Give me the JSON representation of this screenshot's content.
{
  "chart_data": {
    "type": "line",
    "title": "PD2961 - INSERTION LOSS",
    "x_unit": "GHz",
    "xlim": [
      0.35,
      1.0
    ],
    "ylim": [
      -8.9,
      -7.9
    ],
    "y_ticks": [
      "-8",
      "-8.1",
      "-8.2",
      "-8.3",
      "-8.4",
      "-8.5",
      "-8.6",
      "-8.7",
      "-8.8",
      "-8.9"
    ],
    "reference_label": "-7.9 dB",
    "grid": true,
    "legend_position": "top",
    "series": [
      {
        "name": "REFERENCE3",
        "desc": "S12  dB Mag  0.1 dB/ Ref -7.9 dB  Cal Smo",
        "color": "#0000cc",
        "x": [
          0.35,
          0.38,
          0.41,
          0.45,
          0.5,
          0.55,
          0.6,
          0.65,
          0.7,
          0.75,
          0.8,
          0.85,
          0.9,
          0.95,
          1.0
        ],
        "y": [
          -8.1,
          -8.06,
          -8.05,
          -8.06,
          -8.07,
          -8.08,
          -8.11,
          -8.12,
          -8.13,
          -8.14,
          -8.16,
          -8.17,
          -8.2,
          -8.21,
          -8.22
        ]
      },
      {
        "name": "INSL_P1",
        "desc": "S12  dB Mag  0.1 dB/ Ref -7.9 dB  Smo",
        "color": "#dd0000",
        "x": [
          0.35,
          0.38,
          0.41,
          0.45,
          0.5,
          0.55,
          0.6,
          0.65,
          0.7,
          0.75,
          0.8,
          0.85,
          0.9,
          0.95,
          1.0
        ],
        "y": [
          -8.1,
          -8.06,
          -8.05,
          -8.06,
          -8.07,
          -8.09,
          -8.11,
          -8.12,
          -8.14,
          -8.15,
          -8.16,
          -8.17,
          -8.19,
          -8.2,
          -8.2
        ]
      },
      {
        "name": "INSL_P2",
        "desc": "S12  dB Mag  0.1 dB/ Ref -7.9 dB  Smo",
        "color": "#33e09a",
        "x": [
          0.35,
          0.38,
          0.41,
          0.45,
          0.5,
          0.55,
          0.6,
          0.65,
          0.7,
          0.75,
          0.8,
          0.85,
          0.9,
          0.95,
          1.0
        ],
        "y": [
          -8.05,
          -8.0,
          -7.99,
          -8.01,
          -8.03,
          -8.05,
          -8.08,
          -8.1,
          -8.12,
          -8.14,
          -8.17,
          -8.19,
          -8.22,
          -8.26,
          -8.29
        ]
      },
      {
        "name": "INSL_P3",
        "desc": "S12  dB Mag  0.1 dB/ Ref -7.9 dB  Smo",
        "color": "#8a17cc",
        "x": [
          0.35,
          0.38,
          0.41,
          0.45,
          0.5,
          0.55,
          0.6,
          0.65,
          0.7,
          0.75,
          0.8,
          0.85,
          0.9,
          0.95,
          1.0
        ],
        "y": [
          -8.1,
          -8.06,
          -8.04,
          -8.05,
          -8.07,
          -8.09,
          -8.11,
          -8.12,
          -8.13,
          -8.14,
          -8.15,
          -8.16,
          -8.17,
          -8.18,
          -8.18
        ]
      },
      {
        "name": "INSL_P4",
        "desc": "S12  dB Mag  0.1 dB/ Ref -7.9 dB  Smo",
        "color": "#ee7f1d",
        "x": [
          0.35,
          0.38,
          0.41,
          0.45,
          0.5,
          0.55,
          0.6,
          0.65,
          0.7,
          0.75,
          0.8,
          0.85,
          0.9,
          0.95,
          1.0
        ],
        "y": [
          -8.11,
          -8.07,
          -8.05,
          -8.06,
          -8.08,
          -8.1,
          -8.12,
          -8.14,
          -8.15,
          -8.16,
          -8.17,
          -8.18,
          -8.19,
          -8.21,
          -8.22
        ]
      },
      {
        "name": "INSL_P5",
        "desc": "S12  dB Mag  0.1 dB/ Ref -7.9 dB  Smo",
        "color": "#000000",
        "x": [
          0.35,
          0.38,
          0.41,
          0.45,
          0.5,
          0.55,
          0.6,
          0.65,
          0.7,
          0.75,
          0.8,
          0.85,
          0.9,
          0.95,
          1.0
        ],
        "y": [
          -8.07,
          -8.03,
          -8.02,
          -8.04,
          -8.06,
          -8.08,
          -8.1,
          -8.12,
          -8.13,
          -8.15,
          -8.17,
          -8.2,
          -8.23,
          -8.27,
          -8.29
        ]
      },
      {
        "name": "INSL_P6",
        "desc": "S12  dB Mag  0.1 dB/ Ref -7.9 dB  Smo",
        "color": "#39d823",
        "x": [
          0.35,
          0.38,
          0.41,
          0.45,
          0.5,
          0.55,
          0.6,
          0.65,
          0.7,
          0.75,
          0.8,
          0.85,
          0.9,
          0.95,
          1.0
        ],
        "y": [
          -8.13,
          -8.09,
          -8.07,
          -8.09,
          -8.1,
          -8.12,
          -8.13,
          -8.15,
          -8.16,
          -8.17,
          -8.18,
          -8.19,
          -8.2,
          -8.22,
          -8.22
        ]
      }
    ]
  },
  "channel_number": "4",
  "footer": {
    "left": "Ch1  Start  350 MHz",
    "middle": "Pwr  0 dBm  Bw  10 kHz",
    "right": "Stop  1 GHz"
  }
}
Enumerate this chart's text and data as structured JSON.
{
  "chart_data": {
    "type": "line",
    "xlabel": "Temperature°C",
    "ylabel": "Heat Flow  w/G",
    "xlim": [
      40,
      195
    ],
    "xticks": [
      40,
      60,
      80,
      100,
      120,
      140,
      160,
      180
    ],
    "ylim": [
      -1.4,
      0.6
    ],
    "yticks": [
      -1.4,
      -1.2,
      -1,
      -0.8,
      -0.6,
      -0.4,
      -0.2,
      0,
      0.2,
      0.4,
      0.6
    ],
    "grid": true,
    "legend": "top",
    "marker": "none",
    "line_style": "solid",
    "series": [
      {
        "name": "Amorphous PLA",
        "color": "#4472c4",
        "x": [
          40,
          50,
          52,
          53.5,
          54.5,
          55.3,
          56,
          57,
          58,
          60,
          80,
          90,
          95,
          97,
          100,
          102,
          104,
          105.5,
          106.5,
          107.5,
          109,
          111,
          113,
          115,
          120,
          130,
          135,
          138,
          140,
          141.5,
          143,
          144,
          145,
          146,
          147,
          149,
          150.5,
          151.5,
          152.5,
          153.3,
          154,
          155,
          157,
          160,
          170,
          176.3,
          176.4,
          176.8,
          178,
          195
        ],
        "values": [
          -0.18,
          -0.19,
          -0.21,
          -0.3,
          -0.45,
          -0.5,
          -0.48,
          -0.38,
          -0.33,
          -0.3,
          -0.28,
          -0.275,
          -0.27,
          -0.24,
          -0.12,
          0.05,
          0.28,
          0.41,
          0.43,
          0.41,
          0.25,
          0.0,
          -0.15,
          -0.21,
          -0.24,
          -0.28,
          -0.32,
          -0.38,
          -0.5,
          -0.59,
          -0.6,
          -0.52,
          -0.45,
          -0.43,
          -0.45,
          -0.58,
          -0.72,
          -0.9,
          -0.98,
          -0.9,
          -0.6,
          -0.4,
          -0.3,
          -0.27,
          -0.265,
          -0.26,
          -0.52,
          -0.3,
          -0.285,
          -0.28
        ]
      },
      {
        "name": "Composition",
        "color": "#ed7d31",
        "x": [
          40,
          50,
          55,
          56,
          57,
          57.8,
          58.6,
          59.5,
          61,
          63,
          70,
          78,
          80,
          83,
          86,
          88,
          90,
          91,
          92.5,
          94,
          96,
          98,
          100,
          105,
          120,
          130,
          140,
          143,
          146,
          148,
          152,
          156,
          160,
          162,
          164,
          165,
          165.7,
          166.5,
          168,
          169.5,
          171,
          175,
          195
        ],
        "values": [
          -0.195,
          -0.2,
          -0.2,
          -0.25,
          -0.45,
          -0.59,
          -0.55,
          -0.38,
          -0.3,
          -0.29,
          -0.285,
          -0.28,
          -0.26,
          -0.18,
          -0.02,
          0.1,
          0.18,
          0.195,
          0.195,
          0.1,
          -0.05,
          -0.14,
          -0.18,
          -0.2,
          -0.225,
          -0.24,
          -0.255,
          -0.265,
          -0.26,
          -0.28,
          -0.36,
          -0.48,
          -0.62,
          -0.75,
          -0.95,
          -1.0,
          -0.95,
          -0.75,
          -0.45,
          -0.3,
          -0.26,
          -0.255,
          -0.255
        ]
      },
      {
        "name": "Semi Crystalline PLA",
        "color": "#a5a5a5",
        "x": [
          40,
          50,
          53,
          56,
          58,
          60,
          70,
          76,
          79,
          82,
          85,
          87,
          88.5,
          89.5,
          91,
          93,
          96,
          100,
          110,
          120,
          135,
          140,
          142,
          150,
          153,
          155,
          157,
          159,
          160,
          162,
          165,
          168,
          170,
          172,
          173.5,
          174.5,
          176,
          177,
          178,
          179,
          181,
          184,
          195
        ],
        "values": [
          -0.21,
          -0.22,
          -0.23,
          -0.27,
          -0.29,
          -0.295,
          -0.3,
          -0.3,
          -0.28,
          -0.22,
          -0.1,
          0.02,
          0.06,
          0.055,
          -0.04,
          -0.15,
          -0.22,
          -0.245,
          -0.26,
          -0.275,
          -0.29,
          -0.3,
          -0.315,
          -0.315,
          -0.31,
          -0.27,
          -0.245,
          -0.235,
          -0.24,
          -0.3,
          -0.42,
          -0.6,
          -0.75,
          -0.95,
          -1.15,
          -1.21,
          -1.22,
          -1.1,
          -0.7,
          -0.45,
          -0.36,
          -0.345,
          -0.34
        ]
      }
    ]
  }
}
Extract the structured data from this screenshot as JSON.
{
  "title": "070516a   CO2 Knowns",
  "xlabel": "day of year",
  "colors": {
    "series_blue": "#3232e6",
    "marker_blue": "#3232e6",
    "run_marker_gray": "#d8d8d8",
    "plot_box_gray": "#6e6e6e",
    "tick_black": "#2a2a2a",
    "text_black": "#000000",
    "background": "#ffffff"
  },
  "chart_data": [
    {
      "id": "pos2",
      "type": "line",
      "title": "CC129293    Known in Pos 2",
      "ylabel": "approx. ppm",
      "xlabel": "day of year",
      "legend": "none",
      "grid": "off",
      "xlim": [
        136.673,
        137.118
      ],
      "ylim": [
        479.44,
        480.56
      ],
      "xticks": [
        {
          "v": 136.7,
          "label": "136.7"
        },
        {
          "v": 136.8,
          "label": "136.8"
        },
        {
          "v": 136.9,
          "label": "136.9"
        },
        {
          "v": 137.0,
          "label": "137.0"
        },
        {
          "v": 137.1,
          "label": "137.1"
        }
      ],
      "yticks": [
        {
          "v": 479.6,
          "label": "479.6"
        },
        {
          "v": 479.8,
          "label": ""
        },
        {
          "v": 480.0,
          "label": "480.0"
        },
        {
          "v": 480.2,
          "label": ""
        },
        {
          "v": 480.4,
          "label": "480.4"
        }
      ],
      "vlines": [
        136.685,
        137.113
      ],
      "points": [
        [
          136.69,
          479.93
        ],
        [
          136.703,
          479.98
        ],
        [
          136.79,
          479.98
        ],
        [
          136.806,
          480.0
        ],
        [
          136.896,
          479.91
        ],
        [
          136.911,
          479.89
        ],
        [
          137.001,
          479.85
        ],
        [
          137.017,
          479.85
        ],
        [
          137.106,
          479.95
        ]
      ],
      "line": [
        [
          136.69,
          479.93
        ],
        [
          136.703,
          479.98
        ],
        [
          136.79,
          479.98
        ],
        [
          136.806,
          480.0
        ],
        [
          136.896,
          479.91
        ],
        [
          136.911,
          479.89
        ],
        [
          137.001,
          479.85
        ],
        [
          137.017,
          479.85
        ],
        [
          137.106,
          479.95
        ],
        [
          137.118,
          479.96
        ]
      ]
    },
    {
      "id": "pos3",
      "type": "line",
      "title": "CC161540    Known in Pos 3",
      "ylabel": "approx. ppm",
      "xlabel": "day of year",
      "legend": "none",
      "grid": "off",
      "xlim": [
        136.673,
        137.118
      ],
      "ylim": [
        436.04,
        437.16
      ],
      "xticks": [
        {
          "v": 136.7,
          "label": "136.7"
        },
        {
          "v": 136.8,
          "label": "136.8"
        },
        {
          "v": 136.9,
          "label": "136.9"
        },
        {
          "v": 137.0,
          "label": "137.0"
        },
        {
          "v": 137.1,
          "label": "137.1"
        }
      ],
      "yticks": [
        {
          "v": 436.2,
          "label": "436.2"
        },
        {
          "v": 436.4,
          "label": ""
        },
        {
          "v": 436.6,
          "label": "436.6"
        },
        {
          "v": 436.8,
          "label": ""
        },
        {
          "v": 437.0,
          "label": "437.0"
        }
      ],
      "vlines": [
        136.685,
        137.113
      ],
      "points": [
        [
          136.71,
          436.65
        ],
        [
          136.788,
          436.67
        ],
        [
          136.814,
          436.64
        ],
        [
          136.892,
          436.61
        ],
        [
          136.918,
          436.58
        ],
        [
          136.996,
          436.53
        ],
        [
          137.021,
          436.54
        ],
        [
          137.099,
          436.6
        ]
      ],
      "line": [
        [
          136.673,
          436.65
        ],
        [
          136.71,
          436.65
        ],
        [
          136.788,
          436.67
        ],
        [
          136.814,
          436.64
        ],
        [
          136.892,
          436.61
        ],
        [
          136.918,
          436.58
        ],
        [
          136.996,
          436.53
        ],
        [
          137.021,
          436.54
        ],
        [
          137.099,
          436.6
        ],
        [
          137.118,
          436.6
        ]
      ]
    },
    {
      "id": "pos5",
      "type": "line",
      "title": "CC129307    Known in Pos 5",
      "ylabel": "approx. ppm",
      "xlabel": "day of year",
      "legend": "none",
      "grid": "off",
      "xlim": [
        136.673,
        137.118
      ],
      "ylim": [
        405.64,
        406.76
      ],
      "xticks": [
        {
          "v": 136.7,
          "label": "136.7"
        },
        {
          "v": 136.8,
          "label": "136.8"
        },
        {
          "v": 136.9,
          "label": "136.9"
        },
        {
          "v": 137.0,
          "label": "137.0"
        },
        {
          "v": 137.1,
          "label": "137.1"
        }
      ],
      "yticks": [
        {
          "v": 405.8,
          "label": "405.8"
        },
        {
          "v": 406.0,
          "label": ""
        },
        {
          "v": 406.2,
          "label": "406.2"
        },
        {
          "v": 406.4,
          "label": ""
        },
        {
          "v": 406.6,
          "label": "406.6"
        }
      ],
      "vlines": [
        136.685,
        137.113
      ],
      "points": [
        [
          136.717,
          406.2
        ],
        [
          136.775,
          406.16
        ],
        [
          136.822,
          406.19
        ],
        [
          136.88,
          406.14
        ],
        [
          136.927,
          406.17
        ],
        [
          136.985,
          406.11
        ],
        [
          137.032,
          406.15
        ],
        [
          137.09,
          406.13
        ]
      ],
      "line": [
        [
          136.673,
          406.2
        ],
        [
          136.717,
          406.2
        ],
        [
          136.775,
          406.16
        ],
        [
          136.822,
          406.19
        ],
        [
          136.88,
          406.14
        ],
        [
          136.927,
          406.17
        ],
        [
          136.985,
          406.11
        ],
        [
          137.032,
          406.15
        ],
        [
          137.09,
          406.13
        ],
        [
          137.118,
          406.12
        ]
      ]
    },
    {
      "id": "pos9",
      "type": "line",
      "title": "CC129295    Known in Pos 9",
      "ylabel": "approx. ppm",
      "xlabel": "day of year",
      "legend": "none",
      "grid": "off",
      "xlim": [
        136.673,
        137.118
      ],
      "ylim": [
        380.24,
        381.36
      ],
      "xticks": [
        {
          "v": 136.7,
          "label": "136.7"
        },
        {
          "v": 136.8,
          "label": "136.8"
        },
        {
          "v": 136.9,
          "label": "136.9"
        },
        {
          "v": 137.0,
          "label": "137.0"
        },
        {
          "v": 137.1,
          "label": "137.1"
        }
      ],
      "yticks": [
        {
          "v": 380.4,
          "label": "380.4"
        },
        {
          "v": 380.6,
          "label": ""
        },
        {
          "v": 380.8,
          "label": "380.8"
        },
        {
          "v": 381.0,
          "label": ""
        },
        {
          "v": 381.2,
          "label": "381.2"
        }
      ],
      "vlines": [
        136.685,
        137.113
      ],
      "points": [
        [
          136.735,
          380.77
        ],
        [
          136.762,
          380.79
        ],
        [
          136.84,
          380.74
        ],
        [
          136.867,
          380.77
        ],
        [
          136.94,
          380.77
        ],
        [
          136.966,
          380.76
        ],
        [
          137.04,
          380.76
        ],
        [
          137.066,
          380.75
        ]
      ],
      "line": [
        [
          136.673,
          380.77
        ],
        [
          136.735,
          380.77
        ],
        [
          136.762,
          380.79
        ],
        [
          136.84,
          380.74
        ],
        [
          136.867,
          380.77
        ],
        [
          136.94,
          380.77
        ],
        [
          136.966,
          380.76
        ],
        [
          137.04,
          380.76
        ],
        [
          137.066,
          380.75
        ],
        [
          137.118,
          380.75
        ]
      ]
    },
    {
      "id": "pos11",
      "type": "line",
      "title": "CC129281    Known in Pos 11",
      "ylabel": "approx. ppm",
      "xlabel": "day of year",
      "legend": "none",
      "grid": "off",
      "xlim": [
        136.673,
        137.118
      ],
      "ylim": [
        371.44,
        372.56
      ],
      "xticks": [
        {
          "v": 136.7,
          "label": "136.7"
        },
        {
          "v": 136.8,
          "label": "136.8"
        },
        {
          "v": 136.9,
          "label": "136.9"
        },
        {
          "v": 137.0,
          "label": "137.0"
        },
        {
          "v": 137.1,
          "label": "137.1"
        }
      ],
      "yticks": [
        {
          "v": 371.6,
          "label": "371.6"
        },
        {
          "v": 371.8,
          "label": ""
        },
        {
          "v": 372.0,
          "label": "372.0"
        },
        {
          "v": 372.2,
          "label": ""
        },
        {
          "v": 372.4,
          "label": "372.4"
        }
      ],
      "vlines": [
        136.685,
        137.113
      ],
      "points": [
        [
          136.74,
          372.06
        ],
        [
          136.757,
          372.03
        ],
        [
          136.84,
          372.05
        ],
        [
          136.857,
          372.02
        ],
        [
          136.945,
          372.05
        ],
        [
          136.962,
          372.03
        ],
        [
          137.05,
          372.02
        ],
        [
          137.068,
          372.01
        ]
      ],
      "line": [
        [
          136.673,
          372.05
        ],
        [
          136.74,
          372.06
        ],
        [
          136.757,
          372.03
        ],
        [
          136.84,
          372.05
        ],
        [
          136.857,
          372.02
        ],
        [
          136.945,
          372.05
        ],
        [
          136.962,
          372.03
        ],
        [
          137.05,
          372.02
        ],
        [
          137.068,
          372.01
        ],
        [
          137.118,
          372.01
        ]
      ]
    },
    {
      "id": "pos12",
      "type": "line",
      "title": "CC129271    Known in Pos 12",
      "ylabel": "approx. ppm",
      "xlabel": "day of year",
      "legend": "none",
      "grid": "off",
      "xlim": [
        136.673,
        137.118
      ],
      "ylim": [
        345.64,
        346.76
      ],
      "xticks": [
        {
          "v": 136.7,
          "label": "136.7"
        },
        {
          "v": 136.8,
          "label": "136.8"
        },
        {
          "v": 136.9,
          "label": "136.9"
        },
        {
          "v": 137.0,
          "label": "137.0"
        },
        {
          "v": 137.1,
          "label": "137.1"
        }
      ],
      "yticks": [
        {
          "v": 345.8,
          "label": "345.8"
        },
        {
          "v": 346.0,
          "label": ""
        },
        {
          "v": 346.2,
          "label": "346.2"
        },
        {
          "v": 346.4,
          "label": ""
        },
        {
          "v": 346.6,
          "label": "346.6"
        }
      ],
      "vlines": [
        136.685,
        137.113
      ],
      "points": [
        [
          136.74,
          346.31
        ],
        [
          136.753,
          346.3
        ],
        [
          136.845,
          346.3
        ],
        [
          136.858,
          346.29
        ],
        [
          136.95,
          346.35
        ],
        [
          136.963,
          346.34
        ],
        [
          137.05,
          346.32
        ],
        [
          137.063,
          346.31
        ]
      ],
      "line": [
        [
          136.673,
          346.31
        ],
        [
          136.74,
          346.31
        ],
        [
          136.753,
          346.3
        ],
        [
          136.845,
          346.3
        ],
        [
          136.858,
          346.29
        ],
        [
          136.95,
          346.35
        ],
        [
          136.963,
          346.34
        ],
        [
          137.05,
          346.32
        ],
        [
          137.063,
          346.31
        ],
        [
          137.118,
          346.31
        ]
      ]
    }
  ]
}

══════

Problem to work on »
Show every line from the listing above in which the string "JSON" appears.

Result of this task »
Give me the JSON representation of this screenshot's content.
Enumerate this chart's text and data as structured JSON.
Extract the structured data from this screenshot as JSON.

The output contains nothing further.